> Instructions for the task
Type out the material below exactly.

> Data in this exercise
===

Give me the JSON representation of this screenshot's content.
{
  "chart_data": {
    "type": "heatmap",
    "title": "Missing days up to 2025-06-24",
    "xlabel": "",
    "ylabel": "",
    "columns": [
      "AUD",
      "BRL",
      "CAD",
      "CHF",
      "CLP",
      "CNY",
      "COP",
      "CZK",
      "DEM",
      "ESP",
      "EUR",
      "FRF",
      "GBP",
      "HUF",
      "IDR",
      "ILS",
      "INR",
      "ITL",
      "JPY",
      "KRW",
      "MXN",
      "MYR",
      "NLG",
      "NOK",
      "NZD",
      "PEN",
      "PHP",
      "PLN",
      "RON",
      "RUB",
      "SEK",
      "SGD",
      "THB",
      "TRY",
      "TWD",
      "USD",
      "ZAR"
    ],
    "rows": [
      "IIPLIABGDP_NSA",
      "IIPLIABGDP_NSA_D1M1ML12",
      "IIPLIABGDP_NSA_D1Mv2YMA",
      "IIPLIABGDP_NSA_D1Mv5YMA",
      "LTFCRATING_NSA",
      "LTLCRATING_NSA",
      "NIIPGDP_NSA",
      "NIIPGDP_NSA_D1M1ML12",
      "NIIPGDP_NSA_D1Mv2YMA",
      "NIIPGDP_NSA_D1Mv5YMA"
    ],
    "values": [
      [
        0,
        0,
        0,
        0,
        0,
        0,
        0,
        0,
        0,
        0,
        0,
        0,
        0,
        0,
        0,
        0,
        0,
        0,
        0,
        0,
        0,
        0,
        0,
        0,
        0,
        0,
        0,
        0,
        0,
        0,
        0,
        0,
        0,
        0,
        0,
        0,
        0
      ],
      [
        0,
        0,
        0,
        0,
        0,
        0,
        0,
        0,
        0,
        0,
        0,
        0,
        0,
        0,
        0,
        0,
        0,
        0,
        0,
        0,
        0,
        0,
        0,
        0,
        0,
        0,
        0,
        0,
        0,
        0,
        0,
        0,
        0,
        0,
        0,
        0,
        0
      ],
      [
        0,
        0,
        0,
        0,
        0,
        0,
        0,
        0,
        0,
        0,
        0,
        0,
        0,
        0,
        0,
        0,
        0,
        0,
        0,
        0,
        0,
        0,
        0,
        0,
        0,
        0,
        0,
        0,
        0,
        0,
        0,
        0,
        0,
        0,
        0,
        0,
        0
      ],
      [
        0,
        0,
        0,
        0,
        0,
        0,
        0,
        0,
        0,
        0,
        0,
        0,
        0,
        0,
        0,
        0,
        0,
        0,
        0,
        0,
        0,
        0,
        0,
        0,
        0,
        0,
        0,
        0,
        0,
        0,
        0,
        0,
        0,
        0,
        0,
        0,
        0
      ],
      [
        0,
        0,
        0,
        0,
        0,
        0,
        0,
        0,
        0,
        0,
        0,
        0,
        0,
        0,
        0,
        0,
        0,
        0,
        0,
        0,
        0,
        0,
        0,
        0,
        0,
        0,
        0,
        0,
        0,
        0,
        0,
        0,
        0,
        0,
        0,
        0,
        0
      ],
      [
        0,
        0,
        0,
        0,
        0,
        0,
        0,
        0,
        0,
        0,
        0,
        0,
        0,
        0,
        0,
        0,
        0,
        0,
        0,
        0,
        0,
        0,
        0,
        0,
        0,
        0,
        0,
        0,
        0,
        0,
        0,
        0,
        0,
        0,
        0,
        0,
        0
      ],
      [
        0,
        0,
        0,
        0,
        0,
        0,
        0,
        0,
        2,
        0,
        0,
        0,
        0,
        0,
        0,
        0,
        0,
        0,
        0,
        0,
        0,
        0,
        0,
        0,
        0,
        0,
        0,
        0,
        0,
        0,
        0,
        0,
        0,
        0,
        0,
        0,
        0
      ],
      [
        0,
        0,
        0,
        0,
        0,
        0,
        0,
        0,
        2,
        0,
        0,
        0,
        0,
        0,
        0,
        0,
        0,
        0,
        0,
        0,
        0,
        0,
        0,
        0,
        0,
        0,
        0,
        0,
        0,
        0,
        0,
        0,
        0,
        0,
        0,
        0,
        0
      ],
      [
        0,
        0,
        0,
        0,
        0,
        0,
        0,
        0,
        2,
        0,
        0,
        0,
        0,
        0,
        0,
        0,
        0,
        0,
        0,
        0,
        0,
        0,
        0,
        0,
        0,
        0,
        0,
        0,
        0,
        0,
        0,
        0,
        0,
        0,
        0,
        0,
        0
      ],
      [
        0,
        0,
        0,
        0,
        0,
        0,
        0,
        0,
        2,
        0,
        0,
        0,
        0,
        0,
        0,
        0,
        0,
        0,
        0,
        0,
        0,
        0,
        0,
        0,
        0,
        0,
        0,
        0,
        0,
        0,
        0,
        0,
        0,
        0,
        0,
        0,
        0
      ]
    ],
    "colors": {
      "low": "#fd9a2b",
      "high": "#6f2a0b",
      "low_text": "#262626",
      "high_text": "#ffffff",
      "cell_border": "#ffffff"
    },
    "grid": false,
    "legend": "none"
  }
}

===

> Task output
Give me the JSON representation of this screenshot's content.
{
  "chart_data": {
    "type": "heatmap",
    "title": "Missing days up to 2025-06-24",
    "xlabel": "",
    "ylabel": "",
    "columns": [
      "AUD",
      "BRL",
      "CAD",
      "CHF",
      "CLP",
      "CNY",
      "COP",
      "CZK",
      "DEM",
      "ESP",
      "EUR",
      "FRF",
      "GBP",
      "HUF",
      "IDR",
      "ILS",
      "INR",
      "ITL",
      "JPY",
      "KRW",
      "MXN",
      "MYR",
      "NLG",
      "NOK",
      "NZD",
      "PEN",
      "PHP",
      "PLN",
      "RON",
      "RUB",
      "SEK",
      "SGD",
      "THB",
      "TRY",
      "TWD",
      "USD",
      "ZAR"
    ],
    "rows": [
      "IIPLIABGDP_NSA",
      "IIPLIABGDP_NSA_D1M1ML12",
      "IIPLIABGDP_NSA_D1Mv2YMA",
      "IIPLIABGDP_NSA_D1Mv5YMA",
      "LTFCRATING_NSA",
      "LTLCRATING_NSA",
      "NIIPGDP_NSA",
      "NIIPGDP_NSA_D1M1ML12",
      "NIIPGDP_NSA_D1Mv2YMA",
      "NIIPGDP_NSA_D1Mv5YMA"
    ],
    "values": [
      [
        0,
        0,
        0,
        0,
        0,
        0,
        0,
        0,
        0,
        0,
        0,
        0,
        0,
        0,
        0,
        0,
        0,
        0,
        0,
        0,
        0,
        0,
        0,
        0,
        0,
        0,
        0,
        0,
        0,
        0,
        0,
        0,
        0,
        0,
        0,
        0,
        0
      ],
      [
        0,
        0,
        0,
        0,
        0,
        0,
        0,
        0,
        0,
        0,
        0,
        0,
        0,
        0,
        0,
        0,
        0,
        0,
        0,
        0,
        0,
        0,
        0,
        0,
        0,
        0,
        0,
        0,
        0,
        0,
        0,
        0,
        0,
        0,
        0,
        0,
        0
      ],
      [
        0,
        0,
        0,
        0,
        0,
        0,
        0,
        0,
        0,
        0,
        0,
        0,
        0,
        0,
        0,
        0,
        0,
        0,
        0,
        0,
        0,
        0,
        0,
        0,
        0,
        0,
        0,
        0,
        0,
        0,
        0,
        0,
        0,
        0,
        0,
        0,
        0
      ],
      [
        0,
        0,
        0,
        0,
        0,
        0,
        0,
        0,
        0,
        0,
        0,
        0,
        0,
        0,
        0,
        0,
        0,
        0,
        0,
        0,
        0,
        0,
        0,
        0,
        0,
        0,
        0,
        0,
        0,
        0,
        0,
        0,
        0,
        0,
        0,
        0,
        0
      ],
      [
        0,
        0,
        0,
        0,
        0,
        0,
        0,
        0,
        0,
        0,
        0,
        0,
        0,
        0,
        0,
        0,
        0,
        0,
        0,
        0,
        0,
        0,
        0,
        0,
        0,
        0,
        0,
        0,
        0,
        0,
        0,
        0,
        0,
        0,
        0,
        0,
        0
      ],
      [
        0,
        0,
        0,
        0,
        0,
        0,
        0,
        0,
        0,
        0,
        0,
        0,
        0,
        0,
        0,
        0,
        0,
        0,
        0,
        0,
        0,
        0,
        0,
        0,
        0,
        0,
        0,
        0,
        0,
        0,
        0,
        0,
        0,
        0,
        0,
        0,
        0
      ],
      [
        0,
        0,
        0,
        0,
        0,
        0,
        0,
        0,
        2,
        0,
        0,
        0,
        0,
        0,
        0,
        0,
        0,
        0,
        0,
        0,
        0,
        0,
        0,
        0,
        0,
        0,
        0,
        0,
        0,
        0,
        0,
        0,
        0,
        0,
        0,
        0,
        0
      ],
      [
        0,
        0,
        0,
        0,
        0,
        0,
        0,
        0,
        2,
        0,
        0,
        0,
        0,
        0,
        0,
        0,
        0,
        0,
        0,
        0,
        0,
        0,
        0,
        0,
        0,
        0,
        0,
        0,
        0,
        0,
        0,
        0,
        0,
        0,
        0,
        0,
        0
      ],
      [
        0,
        0,
        0,
        0,
        0,
        0,
        0,
        0,
        2,
        0,
        0,
        0,
        0,
        0,
        0,
        0,
        0,
        0,
        0,
        0,
        0,
        0,
        0,
        0,
        0,
        0,
        0,
        0,
        0,
        0,
        0,
        0,
        0,
        0,
        0,
        0,
        0
      ],
      [
        0,
        0,
        0,
        0,
        0,
        0,
        0,
        0,
        2,
        0,
        0,
        0,
        0,
        0,
        0,
        0,
        0,
        0,
        0,
        0,
        0,
        0,
        0,
        0,
        0,
        0,
        0,
        0,
        0,
        0,
        0,
        0,
        0,
        0,
        0,
        0,
        0
      ]
    ],
    "colors": {
      "low": "#fd9a2b",
      "high": "#6f2a0b",
      "low_text": "#262626",
      "high_text": "#ffffff",
      "cell_border": "#ffffff"
    },
    "grid": false,
    "legend": "none"
  }
}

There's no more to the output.